━━━━━ Excerpted records

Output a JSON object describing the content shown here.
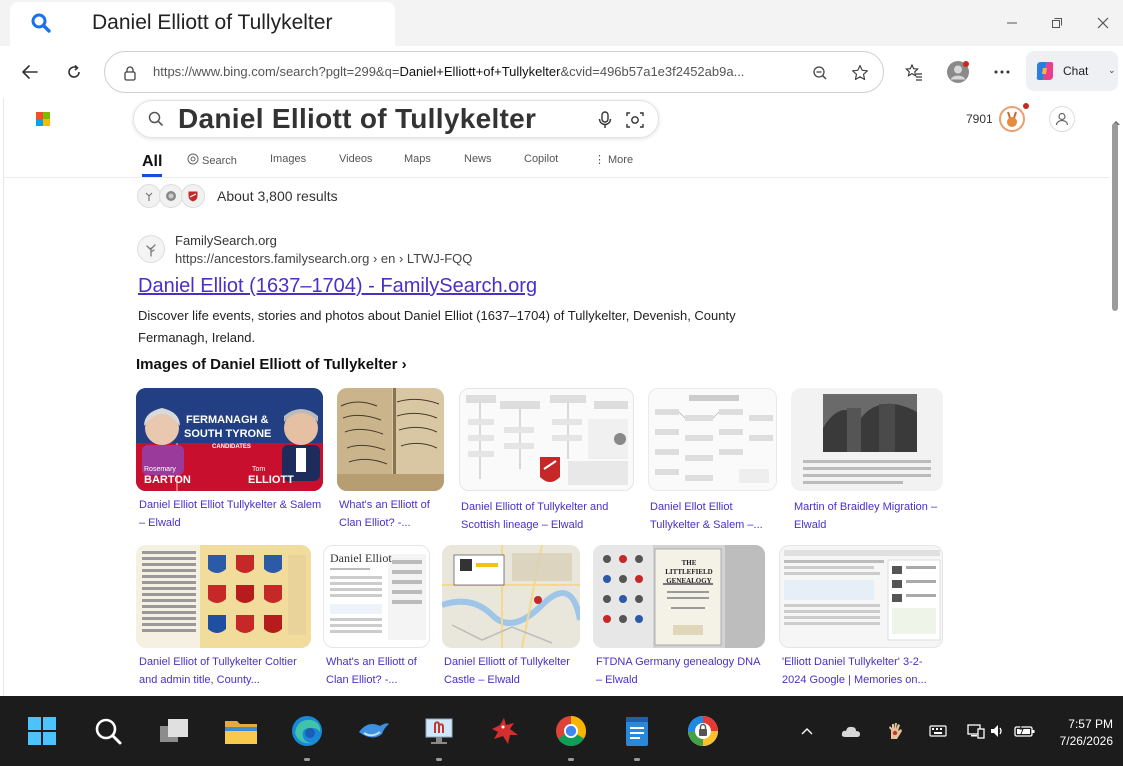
{
  "browser": {
    "tab_title": "Daniel Elliott of Tullykelter",
    "url_prefix": "https://www.bing.com/search?pglt=299&q=",
    "url_query": "Daniel+Elliott+of+Tullykelter",
    "url_suffix": "&cvid=496b57a1e3f2452ab9a...",
    "chat_label": "Chat"
  },
  "bing": {
    "search_query": "Daniel Elliott of Tullykelter",
    "rewards_points": "7901",
    "scopes": [
      {
        "label": "All"
      },
      {
        "label": "Search"
      },
      {
        "label": "Images"
      },
      {
        "label": "Videos"
      },
      {
        "label": "Maps"
      },
      {
        "label": "News"
      },
      {
        "label": "Copilot"
      },
      {
        "label": "More"
      }
    ],
    "results_count": "About 3,800 results"
  },
  "result": {
    "site_name": "FamilySearch.org",
    "site_url": "https://ancestors.familysearch.org › en › LTWJ-FQQ",
    "title": "Daniel Elliot (1637–1704) - FamilySearch.org",
    "snippet": "Discover life events, stories and photos about Daniel Elliot (1637–1704) of Tullykelter, Devenish, County Fermanagh, Ireland."
  },
  "images": {
    "heading": "Images of Daniel Elliott of Tullykelter ›",
    "thumb1_text": {
      "line1": "FERMANAGH &",
      "line2": "SOUTH TYRONE",
      "line3": "CANDIDATES",
      "left_first": "Rosemary",
      "left_last": "BARTON",
      "right_first": "Tom",
      "right_last": "ELLIOTT"
    },
    "thumb7_title": "Daniel Elliot",
    "thumb9_title": "THE LITTLEFIELD GENEALOGY",
    "row1": [
      {
        "caption": "Daniel Elliot Elliot Tullykelter & Salem – Elwald"
      },
      {
        "caption": "What's an Elliott of Clan Elliot? -..."
      },
      {
        "caption": "Daniel Elliott of Tullykelter and Scottish lineage – Elwald"
      },
      {
        "caption": "Daniel Ellot Elliot Tullykelter & Salem –..."
      },
      {
        "caption": "Martin of Braidley Migration – Elwald"
      }
    ],
    "row2": [
      {
        "caption": "Daniel Elliot of Tullykelter Coltier and admin title, County..."
      },
      {
        "caption": "What's an Elliott of Clan Elliot? -..."
      },
      {
        "caption": "Daniel Elliott of Tullykelter Castle – Elwald"
      },
      {
        "caption": "FTDNA Germany genealogy DNA – Elwald"
      },
      {
        "caption": "'Elliott Daniel Tullykelter' 3-2-2024 Google | Memories on..."
      }
    ]
  },
  "taskbar": {
    "time": "7:57 PM",
    "date": "7/26/2026"
  },
  "colors": {
    "link": "#4b2fc9",
    "accent_blue": "#174ae4",
    "taskbar": "#1c1c1c"
  }
}
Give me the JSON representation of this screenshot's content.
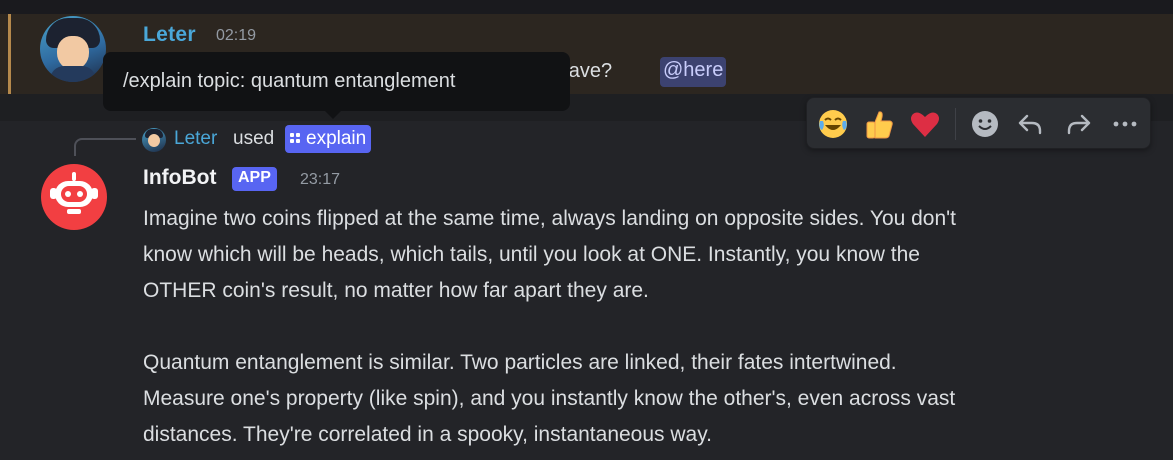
{
  "previous_message": {
    "username": "Leter",
    "timestamp": "02:19",
    "text_fragment": "d have?",
    "mention": "@here"
  },
  "tooltip": {
    "text": "/explain topic: quantum entanglement"
  },
  "command_usage": {
    "user": "Leter",
    "used_word": "used",
    "command": "explain"
  },
  "bot_message": {
    "name": "InfoBot",
    "badge": "APP",
    "timestamp": "23:17",
    "lines": [
      "Imagine two coins flipped at the same time, always landing on opposite sides. You don't",
      "know which will be heads, which tails, until you look at ONE. Instantly, you know the",
      "OTHER coin's result, no matter how far apart they are.",
      "Quantum entanglement is similar. Two particles are linked, their fates intertwined.",
      "Measure one's property (like spin), and you instantly know the other's, even across vast",
      "distances. They're correlated in a spooky, instantaneous way."
    ]
  },
  "toolbar": {
    "reactions": [
      "😂",
      "👍",
      "❤️"
    ],
    "icons": [
      "add-reaction-icon",
      "reply-icon",
      "forward-icon",
      "more-icon"
    ]
  },
  "colors": {
    "mention_highlight": "#2c2620",
    "mention_bar": "#b5894c",
    "username": "#4aa7d8",
    "blurple": "#5865f2",
    "bot_avatar": "#f23f42"
  }
}
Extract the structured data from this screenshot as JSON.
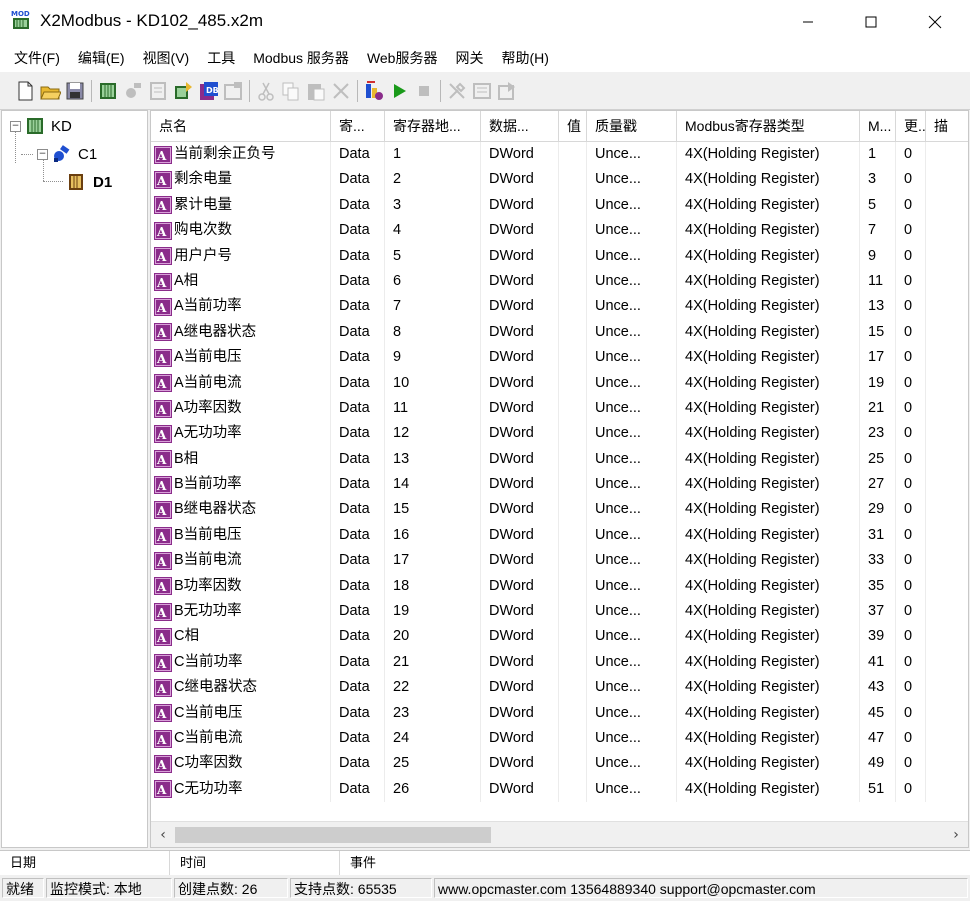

━━━━━━━━━━

▸ **Task requirements**
Go through the listing above and quote it exactly, apart from its images.

▸ **Exercise answer**
Output a JSON object describing the content shown here.
{
  "browser": {
    "tab_title": "Daniel Elliott of Tullykelter",
    "url_prefix": "https://www.bing.com/search?pglt=299&q=",
    "url_query": "Daniel+Elliott+of+Tullykelter",
    "url_suffix": "&cvid=496b57a1e3f2452ab9a...",
    "chat_label": "Chat"
  },
  "bing": {
    "search_query": "Daniel Elliott of Tullykelter",
    "rewards_points": "7901",
    "scopes": [
      {
        "label": "All"
      },
      {
        "label": "Search"
      },
      {
        "label": "Images"
      },
      {
        "label": "Videos"
      },
      {
        "label": "Maps"
      },
      {
        "label": "News"
      },
      {
        "label": "Copilot"
      },
      {
        "label": "More"
      }
    ],
    "results_count": "About 3,800 results"
  },
  "result": {
    "site_name": "FamilySearch.org",
    "site_url": "https://ancestors.familysearch.org › en › LTWJ-FQQ",
    "title": "Daniel Elliot (1637–1704) - FamilySearch.org",
    "snippet": "Discover life events, stories and photos about Daniel Elliot (1637–1704) of Tullykelter, Devenish, County Fermanagh, Ireland."
  },
  "images": {
    "heading": "Images of Daniel Elliott of Tullykelter ›",
    "thumb1_text": {
      "line1": "FERMANAGH &",
      "line2": "SOUTH TYRONE",
      "line3": "CANDIDATES",
      "left_first": "Rosemary",
      "left_last": "BARTON",
      "right_first": "Tom",
      "right_last": "ELLIOTT"
    },
    "thumb7_title": "Daniel Elliot",
    "thumb9_title": "THE LITTLEFIELD GENEALOGY",
    "row1": [
      {
        "caption": "Daniel Elliot Elliot Tullykelter & Salem – Elwald"
      },
      {
        "caption": "What's an Elliott of Clan Elliot? -..."
      },
      {
        "caption": "Daniel Elliott of Tullykelter and Scottish lineage – Elwald"
      },
      {
        "caption": "Daniel Ellot Elliot Tullykelter & Salem –..."
      },
      {
        "caption": "Martin of Braidley Migration – Elwald"
      }
    ],
    "row2": [
      {
        "caption": "Daniel Elliot of Tullykelter Coltier and admin title, County..."
      },
      {
        "caption": "What's an Elliott of Clan Elliot? -..."
      },
      {
        "caption": "Daniel Elliott of Tullykelter Castle – Elwald"
      },
      {
        "caption": "FTDNA Germany genealogy DNA – Elwald"
      },
      {
        "caption": "'Elliott Daniel Tullykelter' 3-2-2024 Google | Memories on..."
      }
    ]
  },
  "taskbar": {
    "time": "7:57 PM",
    "date": "7/26/2026"
  },
  "colors": {
    "link": "#4b2fc9",
    "accent_blue": "#174ae4",
    "taskbar": "#1c1c1c"
  }
}
Give me the JSON representation of this screenshot's content.
{
  "previous_message": {
    "username": "Leter",
    "timestamp": "02:19",
    "text_fragment": "d have?",
    "mention": "@here"
  },
  "tooltip": {
    "text": "/explain topic: quantum entanglement"
  },
  "command_usage": {
    "user": "Leter",
    "used_word": "used",
    "command": "explain"
  },
  "bot_message": {
    "name": "InfoBot",
    "badge": "APP",
    "timestamp": "23:17",
    "lines": [
      "Imagine two coins flipped at the same time, always landing on opposite sides. You don't",
      "know which will be heads, which tails, until you look at ONE. Instantly, you know the",
      "OTHER coin's result, no matter how far apart they are.",
      "Quantum entanglement is similar. Two particles are linked, their fates intertwined.",
      "Measure one's property (like spin), and you instantly know the other's, even across vast",
      "distances. They're correlated in a spooky, instantaneous way."
    ]
  },
  "toolbar": {
    "reactions": [
      "😂",
      "👍",
      "❤️"
    ],
    "icons": [
      "add-reaction-icon",
      "reply-icon",
      "forward-icon",
      "more-icon"
    ]
  },
  "colors": {
    "mention_highlight": "#2c2620",
    "mention_bar": "#b5894c",
    "username": "#4aa7d8",
    "blurple": "#5865f2",
    "bot_avatar": "#f23f42"
  }
}
Extract the structured data from this screenshot as JSON.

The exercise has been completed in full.